▸ Material for the task

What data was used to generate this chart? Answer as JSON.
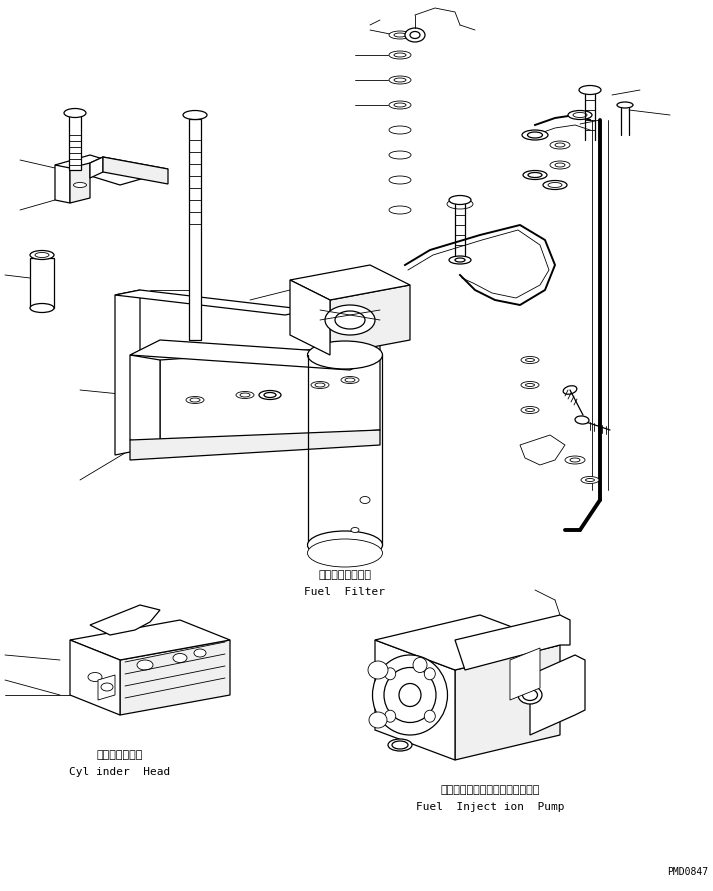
{
  "background_color": "#ffffff",
  "line_color": "#000000",
  "fig_width": 7.13,
  "fig_height": 8.91,
  "dpi": 100,
  "labels": {
    "fuel_filter_jp": "フェエルフィルタ",
    "fuel_filter_en": "Fuel  Filter",
    "cylinder_head_jp": "シリンダヘッド",
    "cylinder_head_en": "Cyl inder  Head",
    "fuel_injection_pump_jp": "フェエルインジェクションポンプ",
    "fuel_injection_pump_en": "Fuel  Inject ion  Pump",
    "part_number": "PMD0847"
  }
}
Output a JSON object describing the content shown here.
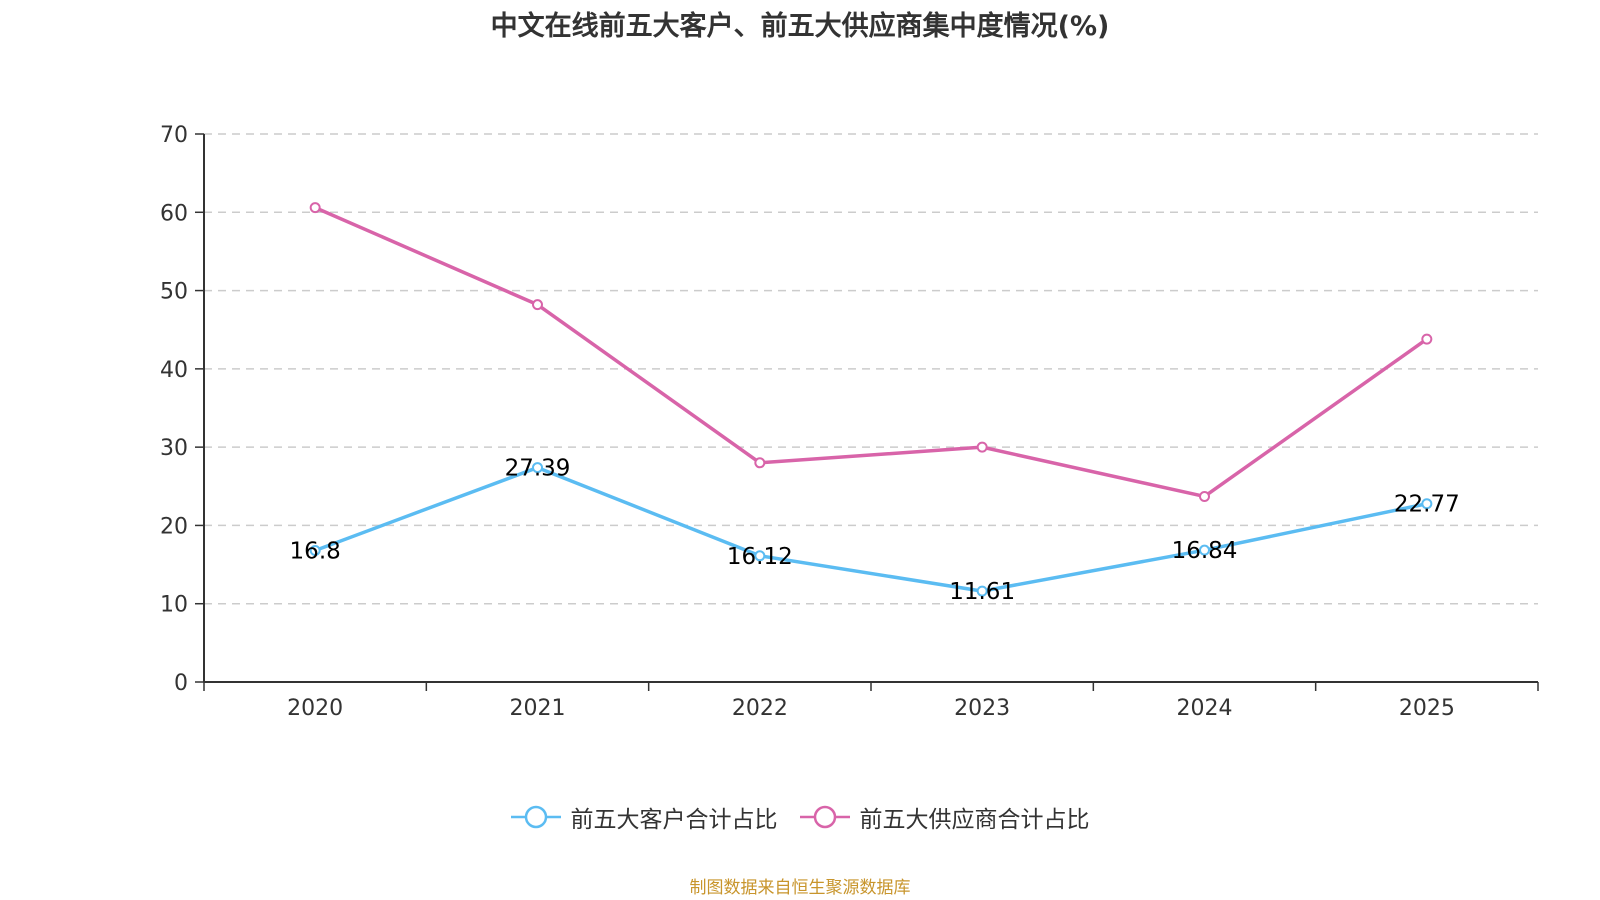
{
  "chart_data": {
    "type": "line",
    "title": "中文在线前五大客户、前五大供应商集中度情况(%)",
    "xlabel": "",
    "ylabel": "",
    "categories": [
      "2020",
      "2021",
      "2022",
      "2023",
      "2024",
      "2025"
    ],
    "ylim": [
      0,
      70
    ],
    "yticks": [
      0,
      10,
      20,
      30,
      40,
      50,
      60,
      70
    ],
    "grid": true,
    "legend_position": "bottom",
    "series": [
      {
        "name": "前五大客户合计占比",
        "color": "#5bbcf2",
        "values": [
          16.8,
          27.39,
          16.12,
          11.61,
          16.84,
          22.77
        ],
        "labels": [
          "16.8",
          "27.39",
          "16.12",
          "11.61",
          "16.84",
          "22.77"
        ],
        "show_labels": true
      },
      {
        "name": "前五大供应商合计占比",
        "color": "#d864a9",
        "values": [
          60.6,
          48.2,
          28.0,
          30.0,
          23.7,
          43.8
        ],
        "show_labels": false
      }
    ],
    "source": "制图数据来自恒生聚源数据库"
  }
}
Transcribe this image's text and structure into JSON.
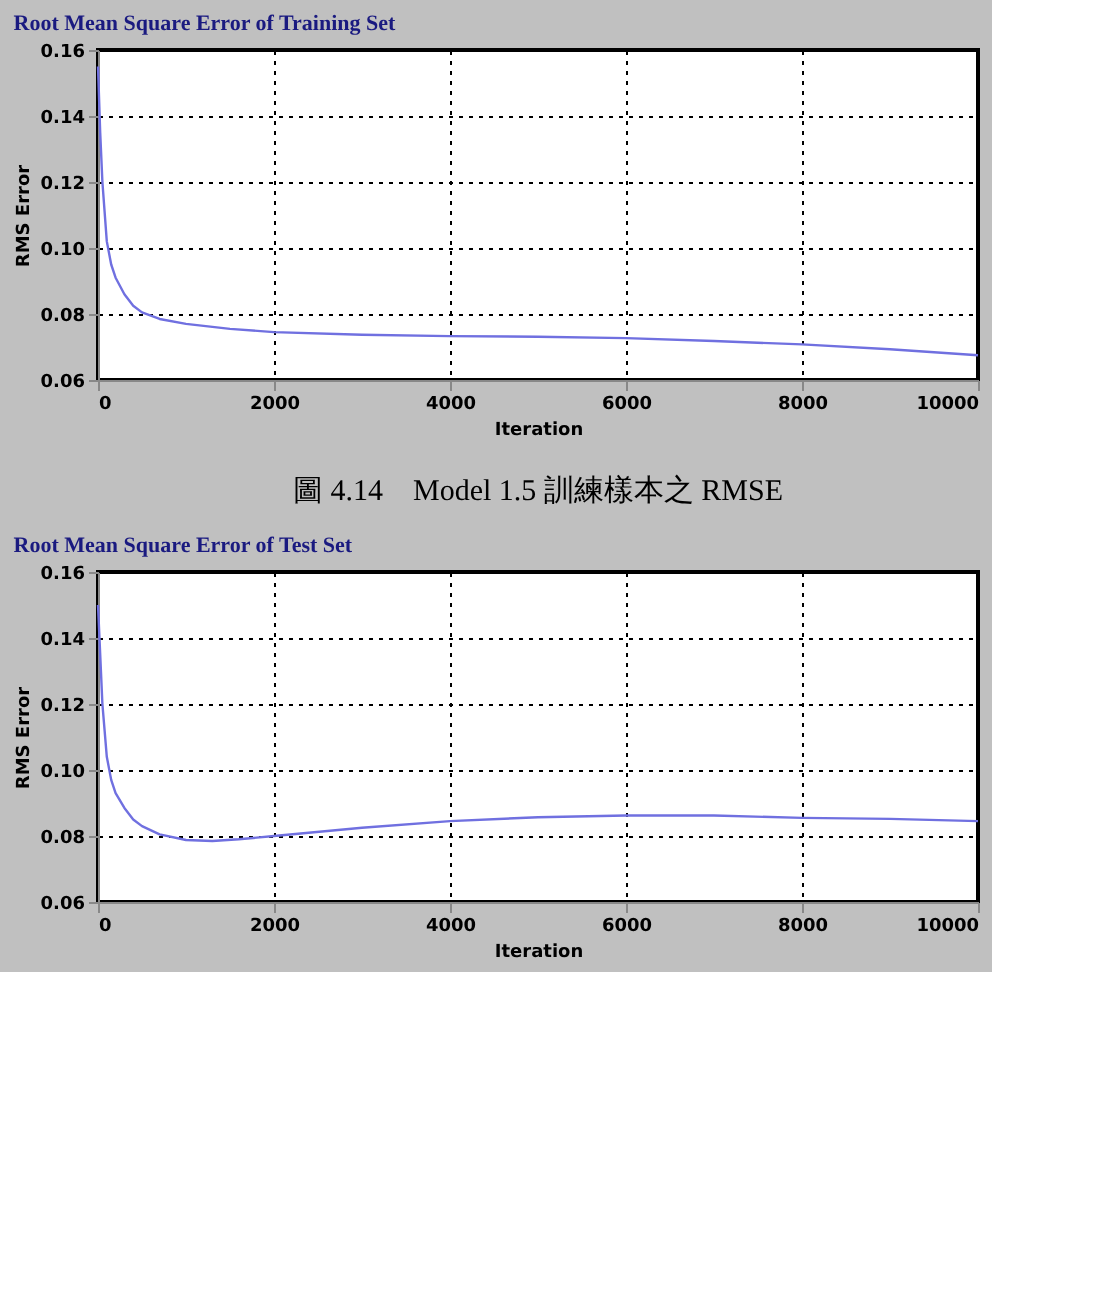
{
  "chart_data": [
    {
      "type": "line",
      "title": "Root Mean Square Error of Training Set",
      "xlabel": "Iteration",
      "ylabel": "RMS Error",
      "annotations": [
        "圖 4.14　Model 1.5 訓練樣本之 RMSE"
      ],
      "x": [
        0,
        25,
        50,
        100,
        150,
        200,
        300,
        400,
        500,
        700,
        1000,
        1500,
        2000,
        3000,
        4000,
        5000,
        6000,
        7000,
        8000,
        9000,
        10000
      ],
      "series": [
        {
          "color": "#7070e0",
          "values": [
            0.155,
            0.135,
            0.12,
            0.102,
            0.095,
            0.091,
            0.086,
            0.0825,
            0.0805,
            0.0785,
            0.077,
            0.0755,
            0.0745,
            0.0737,
            0.0733,
            0.0731,
            0.0727,
            0.0718,
            0.0708,
            0.0693,
            0.0675
          ]
        }
      ],
      "xlim": [
        0,
        10000
      ],
      "xticks": [
        0,
        2000,
        4000,
        6000,
        8000,
        10000
      ],
      "ylim": [
        0.06,
        0.16
      ],
      "yticks": [
        {
          "value": 0.06,
          "label": "0.06"
        },
        {
          "value": 0.08,
          "label": "0.08"
        },
        {
          "value": 0.1,
          "label": "0.10"
        },
        {
          "value": 0.12,
          "label": "0.12"
        },
        {
          "value": 0.14,
          "label": "0.14"
        },
        {
          "value": 0.16,
          "label": "0.16"
        }
      ],
      "grid": true,
      "line_style": "solid",
      "marker": "none"
    },
    {
      "type": "line",
      "title": "Root Mean Square Error of Test Set",
      "xlabel": "Iteration",
      "ylabel": "RMS Error",
      "x": [
        0,
        25,
        50,
        100,
        150,
        200,
        300,
        400,
        500,
        700,
        1000,
        1300,
        1600,
        2000,
        3000,
        4000,
        5000,
        6000,
        7000,
        8000,
        9000,
        10000
      ],
      "series": [
        {
          "color": "#7070e0",
          "values": [
            0.15,
            0.135,
            0.12,
            0.104,
            0.097,
            0.093,
            0.0885,
            0.085,
            0.083,
            0.0805,
            0.0788,
            0.0785,
            0.079,
            0.08,
            0.0825,
            0.0845,
            0.0857,
            0.0862,
            0.0862,
            0.0855,
            0.0852,
            0.0845
          ]
        }
      ],
      "xlim": [
        0,
        10000
      ],
      "xticks": [
        0,
        2000,
        4000,
        6000,
        8000,
        10000
      ],
      "ylim": [
        0.06,
        0.16
      ],
      "yticks": [
        {
          "value": 0.06,
          "label": "0.06"
        },
        {
          "value": 0.08,
          "label": "0.08"
        },
        {
          "value": 0.1,
          "label": "0.10"
        },
        {
          "value": 0.12,
          "label": "0.12"
        },
        {
          "value": 0.14,
          "label": "0.14"
        },
        {
          "value": 0.16,
          "label": "0.16"
        }
      ],
      "grid": true,
      "line_style": "solid",
      "marker": "none"
    }
  ]
}
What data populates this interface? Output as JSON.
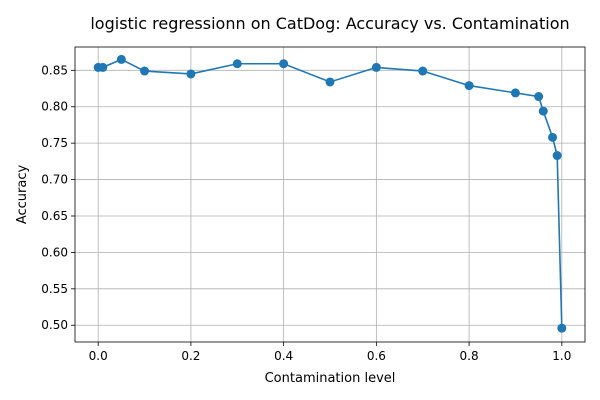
{
  "chart_data": {
    "type": "line",
    "title": "logistic regressionn on CatDog: Accuracy vs. Contamination",
    "xlabel": "Contamination level",
    "ylabel": "Accuracy",
    "xlim": [
      -0.05,
      1.05
    ],
    "ylim": [
      0.477,
      0.882
    ],
    "xticks": [
      0.0,
      0.2,
      0.4,
      0.6,
      0.8,
      1.0
    ],
    "xtick_labels": [
      "0.0",
      "0.2",
      "0.4",
      "0.6",
      "0.8",
      "1.0"
    ],
    "yticks": [
      0.5,
      0.55,
      0.6,
      0.65,
      0.7,
      0.75,
      0.8,
      0.85
    ],
    "ytick_labels": [
      "0.50",
      "0.55",
      "0.60",
      "0.65",
      "0.70",
      "0.75",
      "0.80",
      "0.85"
    ],
    "grid": true,
    "legend": "none",
    "color": "#1f77b4",
    "series": [
      {
        "x": [
          0.0,
          0.01,
          0.05,
          0.1,
          0.2,
          0.3,
          0.4,
          0.5,
          0.6,
          0.7,
          0.8,
          0.9,
          0.95,
          0.96,
          0.98,
          0.99,
          1.0
        ],
        "y": [
          0.854,
          0.854,
          0.865,
          0.849,
          0.845,
          0.859,
          0.859,
          0.834,
          0.854,
          0.849,
          0.829,
          0.819,
          0.814,
          0.794,
          0.758,
          0.733,
          0.496
        ]
      }
    ]
  }
}
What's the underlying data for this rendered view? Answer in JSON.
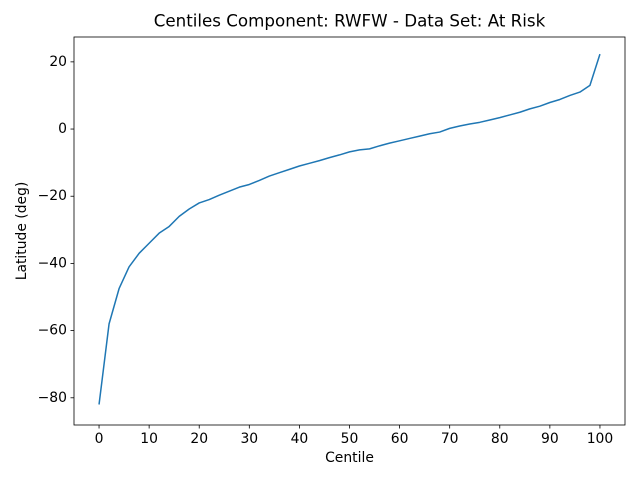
{
  "chart_data": {
    "type": "line",
    "title": "Centiles Component: RWFW - Data Set: At Risk",
    "x_label": "Centile",
    "y_label": "Latitude (deg)",
    "x": [
      0,
      2,
      4,
      6,
      8,
      10,
      12,
      14,
      16,
      18,
      20,
      22,
      24,
      26,
      28,
      30,
      32,
      34,
      36,
      38,
      40,
      42,
      44,
      46,
      48,
      50,
      52,
      54,
      56,
      58,
      60,
      62,
      64,
      66,
      68,
      70,
      72,
      74,
      76,
      78,
      80,
      82,
      84,
      86,
      88,
      90,
      92,
      94,
      96,
      98,
      100
    ],
    "series": [
      {
        "color": "#1f77b4",
        "values": [
          -82,
          -58,
          -47.5,
          -41,
          -37,
          -34,
          -31,
          -29,
          -26,
          -23.8,
          -22,
          -21,
          -19.7,
          -18.5,
          -17.3,
          -16.5,
          -15.3,
          -14,
          -13,
          -12,
          -11,
          -10.2,
          -9.4,
          -8.5,
          -7.7,
          -6.8,
          -6.2,
          -5.9,
          -5,
          -4.2,
          -3.5,
          -2.8,
          -2.1,
          -1.4,
          -0.9,
          0.2,
          0.9,
          1.5,
          2,
          2.7,
          3.4,
          4.2,
          5,
          6,
          6.8,
          7.9,
          8.8,
          10,
          11,
          13,
          22.3
        ]
      }
    ],
    "xlim": [
      -5,
      105
    ],
    "ylim": [
      -88.1,
      27.4
    ],
    "xticks": [
      0,
      10,
      20,
      30,
      40,
      50,
      60,
      70,
      80,
      90,
      100
    ],
    "yticks": [
      {
        "value": -80,
        "label": "−80"
      },
      {
        "value": -60,
        "label": "−60"
      },
      {
        "value": -40,
        "label": "−40"
      },
      {
        "value": -20,
        "label": "−20"
      },
      0,
      20
    ],
    "grid": false
  }
}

▸ Stated goal
For each line in the data above that contains the string "Root", extract the line.

▸ Written solution
      "title": "Root Mean Square Error of Training Set",
      "title": "Root Mean Square Error of Test Set",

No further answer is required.